Box annotation data
--

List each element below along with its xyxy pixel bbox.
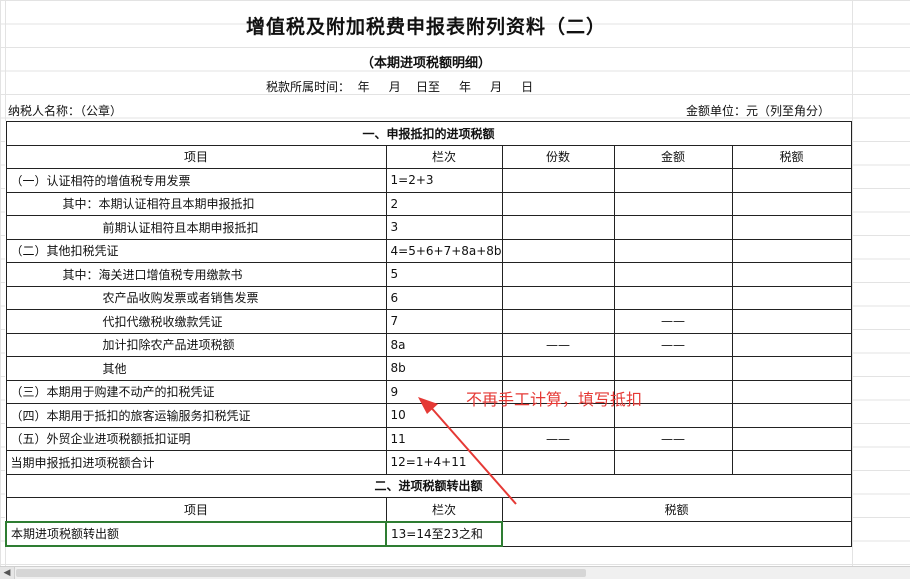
horizontal-scrollbar[interactable]: ◀ [0,566,910,579]
annotation-arrow [418,397,517,505]
scroll-left-icon[interactable]: ◀ [0,567,15,579]
arrow-shaft [427,403,517,505]
scrollbar-thumb[interactable] [16,569,586,577]
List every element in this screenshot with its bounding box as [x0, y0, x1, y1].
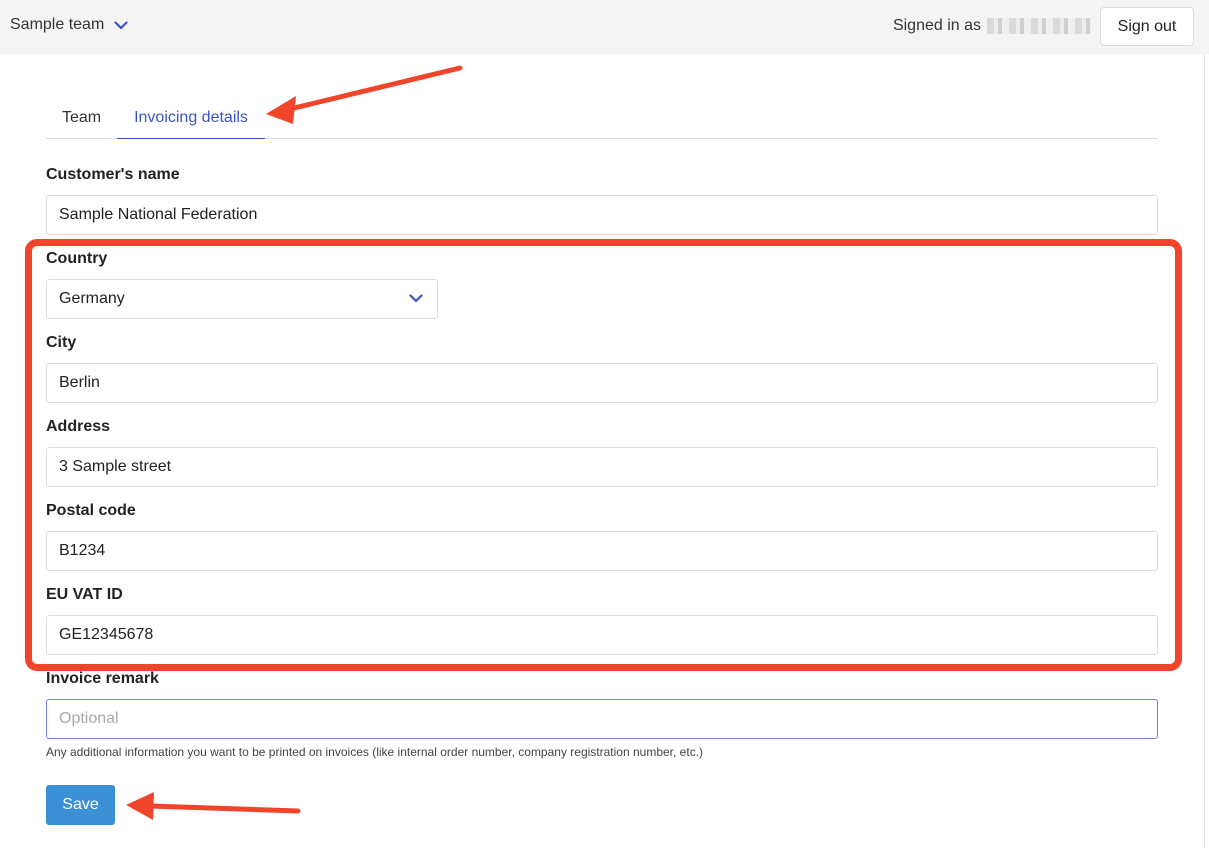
team-name: Sample team: [10, 16, 105, 33]
redacted-username: [987, 18, 1091, 34]
address-label: Address: [46, 418, 111, 435]
invoice-remark-help: Any additional information you want to b…: [46, 745, 704, 759]
tab-invoicing-details[interactable]: Invoicing details: [117, 98, 265, 139]
address-input[interactable]: [46, 447, 1158, 487]
postal-code-label: Postal code: [46, 502, 136, 519]
vat-id-label: EU VAT ID: [46, 586, 123, 603]
tab-team[interactable]: Team: [46, 98, 117, 139]
team-switcher[interactable]: Sample team: [10, 16, 128, 34]
city-input[interactable]: [46, 363, 1158, 403]
customer-name-label: Customer's name: [46, 166, 180, 183]
signed-in-info: Signed in as: [893, 17, 1091, 35]
tab-bar: Team Invoicing details: [46, 98, 1158, 139]
chevron-down-icon: [114, 20, 128, 29]
chevron-down-icon: [409, 294, 423, 303]
country-label: Country: [46, 250, 108, 267]
vat-id-input[interactable]: [46, 615, 1158, 655]
invoice-remark-input[interactable]: [46, 699, 1158, 739]
top-bar: Sample team Signed in as Sign out: [0, 0, 1209, 54]
signed-in-label: Signed in as: [892, 17, 981, 34]
page-edge-divider: [1204, 54, 1205, 848]
save-button[interactable]: Save: [46, 785, 115, 825]
customer-name-input[interactable]: [46, 195, 1158, 235]
sign-out-button[interactable]: Sign out: [1100, 7, 1194, 46]
country-selected-value: Germany: [59, 290, 125, 307]
invoice-remark-label: Invoice remark: [46, 670, 159, 687]
postal-code-input[interactable]: [46, 531, 1158, 571]
city-label: City: [46, 334, 77, 351]
country-select[interactable]: Germany: [46, 279, 438, 319]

--

▸ **Exercise aim**:
How many lines in the listing above contain the string "Invoicing", counting only matches with the same capitalization? Reply with the number alone.

▸ **Written response**:
2